=== WORK REQUIRED ===
Search the listing below for "cream". Copy each matching line.

=== GIVEN RECORDS ===
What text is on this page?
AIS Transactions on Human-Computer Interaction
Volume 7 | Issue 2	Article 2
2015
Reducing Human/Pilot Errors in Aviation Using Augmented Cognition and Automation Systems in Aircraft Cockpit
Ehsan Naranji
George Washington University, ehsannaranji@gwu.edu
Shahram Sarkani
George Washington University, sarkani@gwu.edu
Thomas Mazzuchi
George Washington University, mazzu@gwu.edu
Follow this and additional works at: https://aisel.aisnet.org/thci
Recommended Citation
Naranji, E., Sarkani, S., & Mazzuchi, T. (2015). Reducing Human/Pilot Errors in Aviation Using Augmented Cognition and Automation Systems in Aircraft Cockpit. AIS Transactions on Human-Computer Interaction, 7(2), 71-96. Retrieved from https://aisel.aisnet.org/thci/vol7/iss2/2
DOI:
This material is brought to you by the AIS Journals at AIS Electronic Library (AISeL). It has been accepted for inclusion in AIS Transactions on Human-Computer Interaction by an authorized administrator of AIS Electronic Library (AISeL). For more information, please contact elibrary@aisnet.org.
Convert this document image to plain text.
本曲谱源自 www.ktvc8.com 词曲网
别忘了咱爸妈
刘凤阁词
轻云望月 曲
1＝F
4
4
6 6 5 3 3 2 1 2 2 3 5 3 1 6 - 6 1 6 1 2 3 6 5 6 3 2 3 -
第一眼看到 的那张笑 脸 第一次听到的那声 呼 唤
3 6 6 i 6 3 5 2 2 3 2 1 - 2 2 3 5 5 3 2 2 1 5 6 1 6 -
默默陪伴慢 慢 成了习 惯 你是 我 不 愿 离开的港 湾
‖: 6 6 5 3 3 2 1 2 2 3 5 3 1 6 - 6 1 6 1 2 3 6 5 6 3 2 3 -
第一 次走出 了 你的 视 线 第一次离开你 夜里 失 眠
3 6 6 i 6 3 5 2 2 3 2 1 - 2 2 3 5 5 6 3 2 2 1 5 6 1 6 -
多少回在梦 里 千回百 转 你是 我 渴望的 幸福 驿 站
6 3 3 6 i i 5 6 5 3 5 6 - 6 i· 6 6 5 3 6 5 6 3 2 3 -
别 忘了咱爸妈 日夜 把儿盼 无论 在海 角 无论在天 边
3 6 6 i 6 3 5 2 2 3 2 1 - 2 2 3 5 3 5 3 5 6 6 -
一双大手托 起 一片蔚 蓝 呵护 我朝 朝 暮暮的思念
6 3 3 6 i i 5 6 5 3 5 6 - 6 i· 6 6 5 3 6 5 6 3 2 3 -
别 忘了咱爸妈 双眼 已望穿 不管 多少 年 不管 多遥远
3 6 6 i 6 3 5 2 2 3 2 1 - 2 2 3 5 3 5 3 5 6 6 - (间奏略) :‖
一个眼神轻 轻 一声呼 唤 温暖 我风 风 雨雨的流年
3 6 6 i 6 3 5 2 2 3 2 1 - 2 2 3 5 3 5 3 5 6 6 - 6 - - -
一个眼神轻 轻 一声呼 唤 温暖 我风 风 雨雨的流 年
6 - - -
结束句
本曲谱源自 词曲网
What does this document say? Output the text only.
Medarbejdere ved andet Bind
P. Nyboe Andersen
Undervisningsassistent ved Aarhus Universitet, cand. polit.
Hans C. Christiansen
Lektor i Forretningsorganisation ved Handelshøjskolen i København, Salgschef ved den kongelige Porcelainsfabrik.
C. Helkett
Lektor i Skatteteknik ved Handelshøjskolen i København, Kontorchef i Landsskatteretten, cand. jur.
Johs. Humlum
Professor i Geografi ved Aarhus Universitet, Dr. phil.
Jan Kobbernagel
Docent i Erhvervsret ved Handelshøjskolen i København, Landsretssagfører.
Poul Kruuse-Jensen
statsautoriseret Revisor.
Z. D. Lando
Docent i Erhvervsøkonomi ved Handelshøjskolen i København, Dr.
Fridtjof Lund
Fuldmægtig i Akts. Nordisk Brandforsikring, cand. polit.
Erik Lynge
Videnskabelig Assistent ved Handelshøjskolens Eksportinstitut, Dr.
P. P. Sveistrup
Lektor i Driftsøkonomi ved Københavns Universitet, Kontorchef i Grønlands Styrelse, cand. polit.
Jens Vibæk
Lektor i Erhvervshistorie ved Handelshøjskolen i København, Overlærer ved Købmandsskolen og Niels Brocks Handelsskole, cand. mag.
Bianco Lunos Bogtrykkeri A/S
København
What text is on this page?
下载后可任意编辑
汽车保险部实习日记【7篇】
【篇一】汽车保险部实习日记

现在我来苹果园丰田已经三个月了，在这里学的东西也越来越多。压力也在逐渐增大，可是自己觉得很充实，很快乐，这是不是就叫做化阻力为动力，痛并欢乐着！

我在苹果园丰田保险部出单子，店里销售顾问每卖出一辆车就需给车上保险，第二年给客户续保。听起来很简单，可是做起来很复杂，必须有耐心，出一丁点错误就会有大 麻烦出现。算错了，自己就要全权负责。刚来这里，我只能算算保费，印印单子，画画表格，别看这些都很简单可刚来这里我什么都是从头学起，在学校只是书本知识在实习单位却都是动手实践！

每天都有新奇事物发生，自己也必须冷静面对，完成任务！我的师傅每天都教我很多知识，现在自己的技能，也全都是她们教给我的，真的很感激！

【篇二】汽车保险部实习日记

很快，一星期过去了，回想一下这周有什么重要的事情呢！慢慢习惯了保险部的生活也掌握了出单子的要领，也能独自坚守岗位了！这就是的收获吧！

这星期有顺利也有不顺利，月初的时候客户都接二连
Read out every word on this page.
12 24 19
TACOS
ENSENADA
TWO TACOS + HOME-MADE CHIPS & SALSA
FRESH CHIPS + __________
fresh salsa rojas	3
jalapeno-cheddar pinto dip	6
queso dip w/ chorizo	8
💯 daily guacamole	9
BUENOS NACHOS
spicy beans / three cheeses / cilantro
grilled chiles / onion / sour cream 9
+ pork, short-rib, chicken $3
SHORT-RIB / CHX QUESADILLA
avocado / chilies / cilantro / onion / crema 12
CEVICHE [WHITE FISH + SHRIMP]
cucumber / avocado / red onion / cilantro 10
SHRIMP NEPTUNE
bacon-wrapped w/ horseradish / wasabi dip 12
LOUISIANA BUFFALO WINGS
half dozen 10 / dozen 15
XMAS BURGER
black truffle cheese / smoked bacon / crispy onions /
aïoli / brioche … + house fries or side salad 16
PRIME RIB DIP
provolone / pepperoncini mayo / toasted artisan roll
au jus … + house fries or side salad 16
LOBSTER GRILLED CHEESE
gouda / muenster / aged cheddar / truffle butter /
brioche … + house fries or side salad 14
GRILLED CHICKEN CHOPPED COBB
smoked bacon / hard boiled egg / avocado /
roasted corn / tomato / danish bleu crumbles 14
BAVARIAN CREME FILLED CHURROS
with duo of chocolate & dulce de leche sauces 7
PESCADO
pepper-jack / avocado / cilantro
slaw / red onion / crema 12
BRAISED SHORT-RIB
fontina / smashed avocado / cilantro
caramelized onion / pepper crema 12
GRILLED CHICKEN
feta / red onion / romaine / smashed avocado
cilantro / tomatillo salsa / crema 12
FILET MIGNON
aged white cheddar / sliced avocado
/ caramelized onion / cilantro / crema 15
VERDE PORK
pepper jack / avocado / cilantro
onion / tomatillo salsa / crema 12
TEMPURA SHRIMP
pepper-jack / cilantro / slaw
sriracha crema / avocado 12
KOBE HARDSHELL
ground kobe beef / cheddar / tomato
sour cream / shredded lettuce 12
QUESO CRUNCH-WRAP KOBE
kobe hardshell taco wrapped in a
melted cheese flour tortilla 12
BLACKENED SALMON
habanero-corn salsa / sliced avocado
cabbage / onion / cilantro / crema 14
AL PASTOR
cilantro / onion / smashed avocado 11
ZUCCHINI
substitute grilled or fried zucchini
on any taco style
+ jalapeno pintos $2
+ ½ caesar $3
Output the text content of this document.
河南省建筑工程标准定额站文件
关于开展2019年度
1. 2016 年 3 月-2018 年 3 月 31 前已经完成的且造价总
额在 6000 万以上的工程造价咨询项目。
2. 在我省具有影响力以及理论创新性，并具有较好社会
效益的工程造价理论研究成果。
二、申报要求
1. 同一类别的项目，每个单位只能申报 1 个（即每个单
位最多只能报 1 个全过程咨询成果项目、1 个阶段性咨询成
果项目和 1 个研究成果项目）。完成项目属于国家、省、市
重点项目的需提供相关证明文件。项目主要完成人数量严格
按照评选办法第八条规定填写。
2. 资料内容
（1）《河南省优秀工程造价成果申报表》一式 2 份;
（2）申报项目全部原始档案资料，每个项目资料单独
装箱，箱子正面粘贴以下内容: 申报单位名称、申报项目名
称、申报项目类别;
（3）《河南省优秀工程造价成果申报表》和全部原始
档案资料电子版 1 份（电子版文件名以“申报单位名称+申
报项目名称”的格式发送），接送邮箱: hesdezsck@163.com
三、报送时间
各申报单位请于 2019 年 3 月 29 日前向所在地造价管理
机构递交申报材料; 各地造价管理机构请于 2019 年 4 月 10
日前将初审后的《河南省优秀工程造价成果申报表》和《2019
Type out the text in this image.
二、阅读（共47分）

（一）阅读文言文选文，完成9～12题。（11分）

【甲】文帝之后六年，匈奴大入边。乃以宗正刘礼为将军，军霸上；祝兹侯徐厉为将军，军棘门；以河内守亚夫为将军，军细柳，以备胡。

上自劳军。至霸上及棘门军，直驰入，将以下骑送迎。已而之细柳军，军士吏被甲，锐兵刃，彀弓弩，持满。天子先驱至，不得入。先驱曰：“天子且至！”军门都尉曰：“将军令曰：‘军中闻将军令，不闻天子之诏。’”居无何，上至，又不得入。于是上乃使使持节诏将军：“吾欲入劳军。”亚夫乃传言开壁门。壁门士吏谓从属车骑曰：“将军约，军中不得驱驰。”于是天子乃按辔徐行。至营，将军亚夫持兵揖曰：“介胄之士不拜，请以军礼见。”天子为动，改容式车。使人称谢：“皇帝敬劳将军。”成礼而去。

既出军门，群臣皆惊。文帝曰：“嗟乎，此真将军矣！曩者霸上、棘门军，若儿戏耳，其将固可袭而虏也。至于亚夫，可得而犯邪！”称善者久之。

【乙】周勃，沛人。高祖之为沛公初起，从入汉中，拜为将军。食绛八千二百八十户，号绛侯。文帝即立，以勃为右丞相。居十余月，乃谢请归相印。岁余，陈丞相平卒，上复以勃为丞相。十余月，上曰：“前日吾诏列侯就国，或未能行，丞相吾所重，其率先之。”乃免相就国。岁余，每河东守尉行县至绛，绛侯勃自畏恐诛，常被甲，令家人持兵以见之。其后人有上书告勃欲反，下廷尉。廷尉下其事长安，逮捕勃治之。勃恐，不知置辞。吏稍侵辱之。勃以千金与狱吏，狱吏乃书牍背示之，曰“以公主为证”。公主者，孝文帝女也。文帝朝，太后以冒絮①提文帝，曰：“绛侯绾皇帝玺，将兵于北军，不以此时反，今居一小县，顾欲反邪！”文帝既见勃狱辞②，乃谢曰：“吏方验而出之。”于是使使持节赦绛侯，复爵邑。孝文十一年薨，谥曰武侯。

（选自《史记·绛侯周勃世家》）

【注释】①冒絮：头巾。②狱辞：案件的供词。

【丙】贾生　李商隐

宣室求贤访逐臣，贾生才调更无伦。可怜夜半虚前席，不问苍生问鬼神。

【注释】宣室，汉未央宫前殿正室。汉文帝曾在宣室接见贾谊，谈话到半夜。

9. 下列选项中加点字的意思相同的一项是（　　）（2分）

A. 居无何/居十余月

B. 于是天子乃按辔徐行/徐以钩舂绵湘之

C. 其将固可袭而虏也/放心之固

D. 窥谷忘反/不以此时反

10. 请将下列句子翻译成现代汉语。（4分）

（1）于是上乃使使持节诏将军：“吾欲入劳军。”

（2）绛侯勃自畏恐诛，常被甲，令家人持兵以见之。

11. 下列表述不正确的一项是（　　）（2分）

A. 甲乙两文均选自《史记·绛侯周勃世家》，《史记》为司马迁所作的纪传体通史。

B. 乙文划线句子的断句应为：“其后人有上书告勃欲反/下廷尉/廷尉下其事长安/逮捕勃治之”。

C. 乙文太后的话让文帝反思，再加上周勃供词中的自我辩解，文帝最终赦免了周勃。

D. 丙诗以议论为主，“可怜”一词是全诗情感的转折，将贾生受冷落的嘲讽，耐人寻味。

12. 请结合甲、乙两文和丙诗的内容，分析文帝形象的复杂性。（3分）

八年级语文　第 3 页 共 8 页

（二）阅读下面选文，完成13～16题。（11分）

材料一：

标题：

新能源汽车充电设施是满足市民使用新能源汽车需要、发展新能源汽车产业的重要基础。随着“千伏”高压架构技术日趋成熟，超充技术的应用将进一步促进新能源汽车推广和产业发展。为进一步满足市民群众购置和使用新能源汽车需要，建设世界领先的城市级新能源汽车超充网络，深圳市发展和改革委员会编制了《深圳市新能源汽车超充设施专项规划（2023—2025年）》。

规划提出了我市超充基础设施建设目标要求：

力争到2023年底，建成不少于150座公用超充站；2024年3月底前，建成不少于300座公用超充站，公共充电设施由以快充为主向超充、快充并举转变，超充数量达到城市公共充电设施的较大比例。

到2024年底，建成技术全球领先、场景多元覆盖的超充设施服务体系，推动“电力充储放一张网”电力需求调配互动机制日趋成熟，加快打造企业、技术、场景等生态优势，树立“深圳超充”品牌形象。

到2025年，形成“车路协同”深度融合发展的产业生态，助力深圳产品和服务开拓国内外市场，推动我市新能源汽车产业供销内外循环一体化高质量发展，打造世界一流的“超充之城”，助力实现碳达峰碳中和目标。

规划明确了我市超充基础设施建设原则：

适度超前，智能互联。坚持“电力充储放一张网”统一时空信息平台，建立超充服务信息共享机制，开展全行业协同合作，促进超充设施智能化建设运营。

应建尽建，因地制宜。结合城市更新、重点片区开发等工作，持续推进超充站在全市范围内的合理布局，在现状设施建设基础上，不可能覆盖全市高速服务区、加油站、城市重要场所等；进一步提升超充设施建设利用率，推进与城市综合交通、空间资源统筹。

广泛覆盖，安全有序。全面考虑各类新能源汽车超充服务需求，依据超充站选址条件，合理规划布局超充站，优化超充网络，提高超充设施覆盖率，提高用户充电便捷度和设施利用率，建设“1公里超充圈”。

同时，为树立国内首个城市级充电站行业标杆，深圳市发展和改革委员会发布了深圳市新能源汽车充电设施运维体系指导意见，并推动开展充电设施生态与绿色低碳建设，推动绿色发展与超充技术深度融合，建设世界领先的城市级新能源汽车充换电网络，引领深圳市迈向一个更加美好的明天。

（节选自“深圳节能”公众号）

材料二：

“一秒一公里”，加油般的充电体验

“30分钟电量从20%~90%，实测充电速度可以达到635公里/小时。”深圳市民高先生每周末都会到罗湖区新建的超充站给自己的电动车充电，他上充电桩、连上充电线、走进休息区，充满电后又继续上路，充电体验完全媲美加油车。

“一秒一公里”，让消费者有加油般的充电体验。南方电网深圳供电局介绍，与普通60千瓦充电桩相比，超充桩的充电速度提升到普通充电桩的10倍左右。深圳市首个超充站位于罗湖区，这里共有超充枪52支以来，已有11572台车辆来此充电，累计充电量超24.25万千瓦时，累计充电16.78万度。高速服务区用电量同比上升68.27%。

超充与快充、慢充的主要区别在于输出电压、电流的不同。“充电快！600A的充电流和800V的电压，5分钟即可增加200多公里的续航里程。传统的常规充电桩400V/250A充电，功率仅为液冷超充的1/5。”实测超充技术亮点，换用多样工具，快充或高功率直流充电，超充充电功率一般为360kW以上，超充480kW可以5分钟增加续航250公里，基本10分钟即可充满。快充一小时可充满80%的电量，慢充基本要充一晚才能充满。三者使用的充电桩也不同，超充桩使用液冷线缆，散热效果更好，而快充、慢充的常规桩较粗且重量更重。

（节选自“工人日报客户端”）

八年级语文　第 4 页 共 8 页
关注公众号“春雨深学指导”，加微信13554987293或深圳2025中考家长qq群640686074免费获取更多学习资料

=== RESULT FOR THIS EXERCISE ===
grilled chiles / onion / sour cream 9
sour cream / shredded lettuce 12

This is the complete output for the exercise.